# Problem requirements:
Report, word for word, every line of the material that contains "Марий".

-----

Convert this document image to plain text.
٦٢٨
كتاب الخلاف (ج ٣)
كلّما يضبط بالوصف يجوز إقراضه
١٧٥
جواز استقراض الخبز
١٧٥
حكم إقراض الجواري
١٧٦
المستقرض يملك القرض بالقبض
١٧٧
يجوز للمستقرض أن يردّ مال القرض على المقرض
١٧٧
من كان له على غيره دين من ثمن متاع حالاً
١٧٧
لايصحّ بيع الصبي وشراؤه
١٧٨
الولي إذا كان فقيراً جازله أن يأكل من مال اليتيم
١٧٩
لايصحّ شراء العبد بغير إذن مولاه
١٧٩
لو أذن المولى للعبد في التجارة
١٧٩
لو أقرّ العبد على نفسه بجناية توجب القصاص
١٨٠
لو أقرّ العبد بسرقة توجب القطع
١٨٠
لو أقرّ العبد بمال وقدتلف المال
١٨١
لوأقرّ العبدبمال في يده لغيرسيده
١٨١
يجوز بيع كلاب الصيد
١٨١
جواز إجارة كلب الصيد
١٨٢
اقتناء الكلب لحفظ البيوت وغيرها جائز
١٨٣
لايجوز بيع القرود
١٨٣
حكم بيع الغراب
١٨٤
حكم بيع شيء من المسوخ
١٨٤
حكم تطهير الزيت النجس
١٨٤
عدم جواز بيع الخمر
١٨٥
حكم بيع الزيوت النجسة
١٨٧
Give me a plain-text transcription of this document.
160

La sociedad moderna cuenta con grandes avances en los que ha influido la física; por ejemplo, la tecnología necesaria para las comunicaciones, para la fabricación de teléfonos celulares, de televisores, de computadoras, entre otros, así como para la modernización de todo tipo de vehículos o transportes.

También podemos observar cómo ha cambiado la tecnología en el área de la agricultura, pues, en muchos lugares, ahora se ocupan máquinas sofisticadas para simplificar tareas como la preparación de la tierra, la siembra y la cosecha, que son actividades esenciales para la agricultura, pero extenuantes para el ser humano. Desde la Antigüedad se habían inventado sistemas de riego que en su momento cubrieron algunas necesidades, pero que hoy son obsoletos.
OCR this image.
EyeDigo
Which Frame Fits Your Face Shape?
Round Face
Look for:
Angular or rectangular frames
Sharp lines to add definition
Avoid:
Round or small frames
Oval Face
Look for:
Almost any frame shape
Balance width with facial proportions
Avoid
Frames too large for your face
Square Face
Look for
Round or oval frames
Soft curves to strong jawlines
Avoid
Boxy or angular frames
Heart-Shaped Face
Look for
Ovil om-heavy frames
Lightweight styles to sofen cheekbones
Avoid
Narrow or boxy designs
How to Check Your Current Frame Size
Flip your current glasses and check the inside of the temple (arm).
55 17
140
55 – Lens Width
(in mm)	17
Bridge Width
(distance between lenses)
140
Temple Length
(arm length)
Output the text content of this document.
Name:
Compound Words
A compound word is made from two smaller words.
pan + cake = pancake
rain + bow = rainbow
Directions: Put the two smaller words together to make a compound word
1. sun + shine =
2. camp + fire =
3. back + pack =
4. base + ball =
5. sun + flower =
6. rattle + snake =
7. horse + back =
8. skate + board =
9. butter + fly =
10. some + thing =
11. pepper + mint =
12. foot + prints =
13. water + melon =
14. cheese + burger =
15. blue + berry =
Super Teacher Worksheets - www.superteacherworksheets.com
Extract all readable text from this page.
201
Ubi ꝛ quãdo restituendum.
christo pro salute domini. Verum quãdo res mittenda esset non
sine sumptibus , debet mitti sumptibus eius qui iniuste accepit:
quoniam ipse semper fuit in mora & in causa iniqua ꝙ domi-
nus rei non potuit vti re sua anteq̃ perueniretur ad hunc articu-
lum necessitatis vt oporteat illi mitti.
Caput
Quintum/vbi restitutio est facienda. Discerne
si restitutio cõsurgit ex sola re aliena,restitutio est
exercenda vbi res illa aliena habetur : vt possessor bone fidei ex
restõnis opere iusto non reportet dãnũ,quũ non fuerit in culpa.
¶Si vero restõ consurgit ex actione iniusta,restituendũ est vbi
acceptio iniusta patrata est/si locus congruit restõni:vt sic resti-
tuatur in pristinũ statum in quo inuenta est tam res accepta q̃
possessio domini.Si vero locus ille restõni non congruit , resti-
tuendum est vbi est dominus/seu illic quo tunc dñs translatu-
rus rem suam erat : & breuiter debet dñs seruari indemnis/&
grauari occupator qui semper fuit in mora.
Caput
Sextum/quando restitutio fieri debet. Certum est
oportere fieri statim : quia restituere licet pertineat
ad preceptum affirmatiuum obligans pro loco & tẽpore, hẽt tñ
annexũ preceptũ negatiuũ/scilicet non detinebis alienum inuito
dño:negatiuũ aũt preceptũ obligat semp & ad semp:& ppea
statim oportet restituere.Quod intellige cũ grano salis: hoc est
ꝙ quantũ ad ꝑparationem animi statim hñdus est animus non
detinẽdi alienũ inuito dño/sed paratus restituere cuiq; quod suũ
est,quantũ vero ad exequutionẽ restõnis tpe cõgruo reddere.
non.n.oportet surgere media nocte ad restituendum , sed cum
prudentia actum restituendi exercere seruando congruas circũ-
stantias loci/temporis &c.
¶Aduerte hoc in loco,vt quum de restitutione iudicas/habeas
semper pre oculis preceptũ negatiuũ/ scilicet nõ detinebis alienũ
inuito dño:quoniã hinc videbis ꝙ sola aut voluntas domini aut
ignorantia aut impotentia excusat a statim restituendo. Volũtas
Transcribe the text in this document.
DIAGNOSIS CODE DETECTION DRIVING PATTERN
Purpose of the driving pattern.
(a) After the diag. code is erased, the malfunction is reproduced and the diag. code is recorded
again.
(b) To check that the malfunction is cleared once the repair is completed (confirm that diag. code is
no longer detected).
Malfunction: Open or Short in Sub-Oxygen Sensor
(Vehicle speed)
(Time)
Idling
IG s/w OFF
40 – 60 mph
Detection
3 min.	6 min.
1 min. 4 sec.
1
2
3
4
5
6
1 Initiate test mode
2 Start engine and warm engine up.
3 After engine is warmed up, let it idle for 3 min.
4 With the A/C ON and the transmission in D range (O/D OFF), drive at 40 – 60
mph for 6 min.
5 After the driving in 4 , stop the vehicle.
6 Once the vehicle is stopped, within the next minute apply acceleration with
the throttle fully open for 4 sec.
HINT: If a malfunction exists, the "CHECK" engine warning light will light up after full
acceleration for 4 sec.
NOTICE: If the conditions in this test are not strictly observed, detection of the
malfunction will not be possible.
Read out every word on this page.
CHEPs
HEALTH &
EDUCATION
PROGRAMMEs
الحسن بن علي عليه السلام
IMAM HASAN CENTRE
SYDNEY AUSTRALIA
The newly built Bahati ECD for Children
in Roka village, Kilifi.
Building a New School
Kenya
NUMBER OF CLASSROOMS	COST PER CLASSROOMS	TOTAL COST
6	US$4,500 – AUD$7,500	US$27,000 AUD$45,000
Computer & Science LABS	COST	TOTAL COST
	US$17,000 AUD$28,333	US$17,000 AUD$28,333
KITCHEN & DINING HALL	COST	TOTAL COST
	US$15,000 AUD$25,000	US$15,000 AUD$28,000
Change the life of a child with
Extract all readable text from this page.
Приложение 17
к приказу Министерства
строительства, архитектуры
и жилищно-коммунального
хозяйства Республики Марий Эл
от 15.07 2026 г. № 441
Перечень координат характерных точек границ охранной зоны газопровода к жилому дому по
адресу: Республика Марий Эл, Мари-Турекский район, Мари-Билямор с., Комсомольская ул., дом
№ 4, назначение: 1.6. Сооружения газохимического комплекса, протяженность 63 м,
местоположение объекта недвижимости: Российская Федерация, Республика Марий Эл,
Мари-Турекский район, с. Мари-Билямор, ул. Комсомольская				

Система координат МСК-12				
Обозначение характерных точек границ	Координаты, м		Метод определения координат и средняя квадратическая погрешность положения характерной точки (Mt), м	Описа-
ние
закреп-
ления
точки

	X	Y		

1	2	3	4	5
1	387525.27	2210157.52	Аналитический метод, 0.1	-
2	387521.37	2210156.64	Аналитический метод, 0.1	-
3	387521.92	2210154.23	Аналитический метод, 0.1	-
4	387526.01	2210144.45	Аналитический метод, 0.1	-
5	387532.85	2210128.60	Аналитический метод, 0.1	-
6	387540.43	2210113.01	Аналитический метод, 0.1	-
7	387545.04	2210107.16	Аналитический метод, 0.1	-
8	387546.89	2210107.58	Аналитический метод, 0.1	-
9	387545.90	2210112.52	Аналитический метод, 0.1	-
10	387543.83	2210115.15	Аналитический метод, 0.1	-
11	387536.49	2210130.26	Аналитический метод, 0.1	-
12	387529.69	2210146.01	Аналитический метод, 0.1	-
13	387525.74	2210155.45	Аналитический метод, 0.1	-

-----

# Completed task:
хозяйства Республики Марий Эл
адресу: Республика Марий Эл, Мари-Турекский район, Мари-Билямор с., Комсомольская ул., дом
местоположение объекта недвижимости: Российская Федерация, Республика Марий Эл,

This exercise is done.